Greece was dry when I visited in late April, but the beauty of the ocean water off the coast never failed to make me feel full of joy. Greece was one of twelve countries I visited in Europe in 2016 and, in my opinion, Greece had the best food. I loved the way that the Greeks prepared their souvlaki, which made me realize that saving money packing one’s own lunch might not always be the best option. My favorite souvlaki was probably made with small pieces of lamb meat, cooked on a skewer over coals, then placed on pita bread with fresh Mediterranean vegetables and what I remember to be tzatziki sauce.

Although many of the tourist areas in Athens, like the new Acropolis museum, were busy with tourists and well preserved, it appeared there were many areas of the city that were no longer as well taken care of. The traffic also seemed fairly heavy, and at times chaotic, with the many ‘papaki’ and ‘Papi’/mopeds darting around on the roadways. Although I never needed to go far for fantastic baked goods or food, between the multiple jobs my Airbnb hosts worked and the inconsistent infrastructure I observed, Greece seemed to be a place where economic growth and optimism were at an all time low. What could the future hold for them?

Family Business

The class I took in Athens/ALBA was called “Managing the Family Enterprise”, and it was taught by a visiting Italian professor from the Nottingham Business School in the UK, who had one of the most confusing accents of anyone I met in Europe. However, he was very self aware and never failed to IMG_2890make the class fun as a result. For me, learning about managing a family business wasn’t something I had really thought about, until I started working on my New Venture Management MBA with USD and saw the chance to take the course in Greece while I was abroad.

I think one of the bigger takeaways from the class was how large the family business market is. Family owned businesses are almost half of the GDP in the US and constitute approximately three quarters of the GDP in most other countries. Therefore, how family businesses are managed, especially in regards to succession planning, is a fairly relevant discussion for business and globalization moving forward. The family is the most important initial element in creating the company culture, so the question is how can business and culture be continually maintained and adapted to a constantly changing market? Additionally, roughly all of Greece’s mid-sized companies are family controlled and up to 60% of their large firms are family controlled.

■ EXERCISE A ■
From the passage about Greece, quote everything from "Although many of" down to "hold for them?".
■ EXERCISE B ■
In the passage about Greece, what was the name of the class taken in Athens?

Raw records

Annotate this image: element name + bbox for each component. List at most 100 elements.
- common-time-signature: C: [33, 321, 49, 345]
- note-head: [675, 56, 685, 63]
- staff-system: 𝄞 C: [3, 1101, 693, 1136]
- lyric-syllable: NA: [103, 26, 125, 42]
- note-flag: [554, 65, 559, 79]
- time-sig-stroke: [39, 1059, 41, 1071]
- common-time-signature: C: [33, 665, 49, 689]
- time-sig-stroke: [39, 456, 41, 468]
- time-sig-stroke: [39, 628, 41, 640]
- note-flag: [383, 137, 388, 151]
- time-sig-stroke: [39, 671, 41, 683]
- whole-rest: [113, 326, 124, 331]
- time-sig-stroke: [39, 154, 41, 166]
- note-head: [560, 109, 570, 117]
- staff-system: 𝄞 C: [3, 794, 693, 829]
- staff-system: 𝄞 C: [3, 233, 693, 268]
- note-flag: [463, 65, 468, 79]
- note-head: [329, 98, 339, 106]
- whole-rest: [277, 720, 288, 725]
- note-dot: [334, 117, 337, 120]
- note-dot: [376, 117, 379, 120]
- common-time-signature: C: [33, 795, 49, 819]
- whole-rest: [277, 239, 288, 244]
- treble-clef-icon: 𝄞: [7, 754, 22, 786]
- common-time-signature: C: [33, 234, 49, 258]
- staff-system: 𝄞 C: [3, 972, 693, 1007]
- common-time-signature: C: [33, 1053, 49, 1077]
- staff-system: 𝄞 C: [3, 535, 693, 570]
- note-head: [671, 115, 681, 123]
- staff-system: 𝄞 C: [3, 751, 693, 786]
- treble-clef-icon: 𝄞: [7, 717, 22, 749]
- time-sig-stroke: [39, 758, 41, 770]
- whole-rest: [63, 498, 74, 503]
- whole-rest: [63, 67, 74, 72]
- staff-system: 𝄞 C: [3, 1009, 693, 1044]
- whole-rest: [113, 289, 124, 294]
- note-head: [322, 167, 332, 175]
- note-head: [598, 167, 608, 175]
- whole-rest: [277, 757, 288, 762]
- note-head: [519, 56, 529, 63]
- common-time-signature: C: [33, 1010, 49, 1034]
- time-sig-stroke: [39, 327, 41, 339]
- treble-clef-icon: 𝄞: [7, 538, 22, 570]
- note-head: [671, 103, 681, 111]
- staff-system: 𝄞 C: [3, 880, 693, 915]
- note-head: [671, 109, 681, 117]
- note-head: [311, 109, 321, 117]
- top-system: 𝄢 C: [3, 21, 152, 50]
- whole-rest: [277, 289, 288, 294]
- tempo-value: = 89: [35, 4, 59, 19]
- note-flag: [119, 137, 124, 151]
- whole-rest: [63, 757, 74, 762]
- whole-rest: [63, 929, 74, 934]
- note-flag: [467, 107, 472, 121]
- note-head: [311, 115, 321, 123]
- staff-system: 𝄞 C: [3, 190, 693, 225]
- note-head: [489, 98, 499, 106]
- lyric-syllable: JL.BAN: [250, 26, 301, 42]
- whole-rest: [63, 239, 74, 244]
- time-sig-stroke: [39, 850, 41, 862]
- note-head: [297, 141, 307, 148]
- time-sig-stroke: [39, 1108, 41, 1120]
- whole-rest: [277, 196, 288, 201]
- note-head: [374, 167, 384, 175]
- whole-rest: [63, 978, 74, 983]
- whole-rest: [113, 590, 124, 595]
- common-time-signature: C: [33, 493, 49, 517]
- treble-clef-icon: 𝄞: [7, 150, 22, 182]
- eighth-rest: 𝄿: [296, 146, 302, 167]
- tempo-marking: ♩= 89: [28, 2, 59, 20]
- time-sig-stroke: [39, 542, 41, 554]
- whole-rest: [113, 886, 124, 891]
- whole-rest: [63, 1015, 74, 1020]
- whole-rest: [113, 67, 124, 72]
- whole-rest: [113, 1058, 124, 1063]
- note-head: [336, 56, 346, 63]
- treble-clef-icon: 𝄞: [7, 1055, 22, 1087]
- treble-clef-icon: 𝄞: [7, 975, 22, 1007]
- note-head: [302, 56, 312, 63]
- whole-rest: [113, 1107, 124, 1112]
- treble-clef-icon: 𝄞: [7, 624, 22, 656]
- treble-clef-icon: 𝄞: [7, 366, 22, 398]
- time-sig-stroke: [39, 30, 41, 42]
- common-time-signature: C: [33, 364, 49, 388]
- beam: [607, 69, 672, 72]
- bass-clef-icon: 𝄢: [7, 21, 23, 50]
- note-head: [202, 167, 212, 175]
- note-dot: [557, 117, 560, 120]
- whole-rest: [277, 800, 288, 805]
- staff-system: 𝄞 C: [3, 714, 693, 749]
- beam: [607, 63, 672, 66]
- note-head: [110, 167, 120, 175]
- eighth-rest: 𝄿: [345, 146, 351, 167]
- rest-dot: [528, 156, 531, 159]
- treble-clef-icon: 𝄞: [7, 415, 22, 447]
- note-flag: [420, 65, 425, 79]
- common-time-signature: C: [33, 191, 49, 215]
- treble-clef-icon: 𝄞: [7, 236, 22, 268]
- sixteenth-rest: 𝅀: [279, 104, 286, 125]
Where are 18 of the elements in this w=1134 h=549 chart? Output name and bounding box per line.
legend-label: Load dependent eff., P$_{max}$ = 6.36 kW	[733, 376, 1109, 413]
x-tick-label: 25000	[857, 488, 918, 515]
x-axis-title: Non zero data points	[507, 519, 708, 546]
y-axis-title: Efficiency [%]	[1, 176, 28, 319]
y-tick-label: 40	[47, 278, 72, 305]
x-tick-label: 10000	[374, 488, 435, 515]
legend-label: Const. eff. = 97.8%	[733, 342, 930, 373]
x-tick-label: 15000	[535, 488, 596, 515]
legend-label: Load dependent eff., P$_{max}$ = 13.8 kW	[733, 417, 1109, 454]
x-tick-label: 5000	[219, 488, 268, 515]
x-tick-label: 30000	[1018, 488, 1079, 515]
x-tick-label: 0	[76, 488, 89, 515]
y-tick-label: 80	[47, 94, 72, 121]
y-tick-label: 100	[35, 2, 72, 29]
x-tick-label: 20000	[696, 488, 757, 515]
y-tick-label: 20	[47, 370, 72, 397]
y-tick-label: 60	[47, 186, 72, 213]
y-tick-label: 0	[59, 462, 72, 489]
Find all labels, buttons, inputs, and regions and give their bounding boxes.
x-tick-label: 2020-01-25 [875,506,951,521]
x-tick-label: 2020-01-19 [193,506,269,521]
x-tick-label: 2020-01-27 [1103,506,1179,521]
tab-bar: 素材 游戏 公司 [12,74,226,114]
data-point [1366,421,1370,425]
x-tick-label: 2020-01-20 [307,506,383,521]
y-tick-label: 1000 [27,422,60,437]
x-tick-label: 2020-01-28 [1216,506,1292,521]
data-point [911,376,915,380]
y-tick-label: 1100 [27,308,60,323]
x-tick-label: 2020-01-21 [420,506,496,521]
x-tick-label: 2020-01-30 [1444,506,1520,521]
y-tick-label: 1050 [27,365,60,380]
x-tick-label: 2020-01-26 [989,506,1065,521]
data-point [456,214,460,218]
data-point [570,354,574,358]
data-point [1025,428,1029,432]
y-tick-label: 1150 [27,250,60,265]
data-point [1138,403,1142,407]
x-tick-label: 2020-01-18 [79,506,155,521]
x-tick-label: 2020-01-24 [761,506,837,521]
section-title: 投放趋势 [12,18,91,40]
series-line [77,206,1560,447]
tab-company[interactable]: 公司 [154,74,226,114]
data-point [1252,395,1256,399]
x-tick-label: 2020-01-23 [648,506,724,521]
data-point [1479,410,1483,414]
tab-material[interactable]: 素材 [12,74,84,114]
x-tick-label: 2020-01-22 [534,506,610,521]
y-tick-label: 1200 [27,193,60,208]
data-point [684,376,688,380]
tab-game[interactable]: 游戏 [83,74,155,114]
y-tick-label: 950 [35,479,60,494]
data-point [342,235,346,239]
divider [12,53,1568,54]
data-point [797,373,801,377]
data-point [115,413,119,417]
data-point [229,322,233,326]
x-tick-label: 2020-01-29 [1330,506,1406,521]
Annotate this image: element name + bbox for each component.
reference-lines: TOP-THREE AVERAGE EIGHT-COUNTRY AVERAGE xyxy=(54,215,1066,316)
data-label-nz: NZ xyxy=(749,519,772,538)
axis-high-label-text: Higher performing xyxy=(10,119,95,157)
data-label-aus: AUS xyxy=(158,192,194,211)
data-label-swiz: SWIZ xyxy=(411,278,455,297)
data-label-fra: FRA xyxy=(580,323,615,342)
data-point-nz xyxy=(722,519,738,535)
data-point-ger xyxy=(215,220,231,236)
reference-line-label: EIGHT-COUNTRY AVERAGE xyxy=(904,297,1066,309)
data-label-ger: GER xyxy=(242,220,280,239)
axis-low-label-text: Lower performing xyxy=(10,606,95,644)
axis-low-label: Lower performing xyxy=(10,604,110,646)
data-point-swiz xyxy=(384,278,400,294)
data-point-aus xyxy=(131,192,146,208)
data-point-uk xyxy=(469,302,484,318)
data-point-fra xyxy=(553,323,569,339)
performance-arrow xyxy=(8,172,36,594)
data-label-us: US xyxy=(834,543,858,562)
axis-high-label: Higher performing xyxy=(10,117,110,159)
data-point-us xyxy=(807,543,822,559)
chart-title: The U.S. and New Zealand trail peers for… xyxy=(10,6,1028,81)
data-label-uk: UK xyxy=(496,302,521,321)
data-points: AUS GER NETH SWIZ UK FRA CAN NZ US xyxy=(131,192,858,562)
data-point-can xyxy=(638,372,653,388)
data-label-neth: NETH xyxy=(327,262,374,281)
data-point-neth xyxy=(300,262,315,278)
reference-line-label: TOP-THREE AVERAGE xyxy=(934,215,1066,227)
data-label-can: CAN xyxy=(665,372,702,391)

■ CORRECT ANSWER A ■
Although many of the tourist areas in Athens, like the new Acropolis museum, were busy with tourists and well preserved, it appeared there were many areas of the city that were no longer as well taken care of. The traffic also seemed fairly heavy, and at times chaotic, with the many ‘papaki’ and ‘Papi’/mopeds darting around on the roadways. Although I never needed to go far for fantastic baked goods or food, between the multiple jobs my Airbnb hosts worked and the inconsistent infrastructure I observed, Greece seemed to be a place where economic growth and optimism were at an all time low. What could the future hold for them?

■ CORRECT ANSWER B ■
Managing the Family Enterprise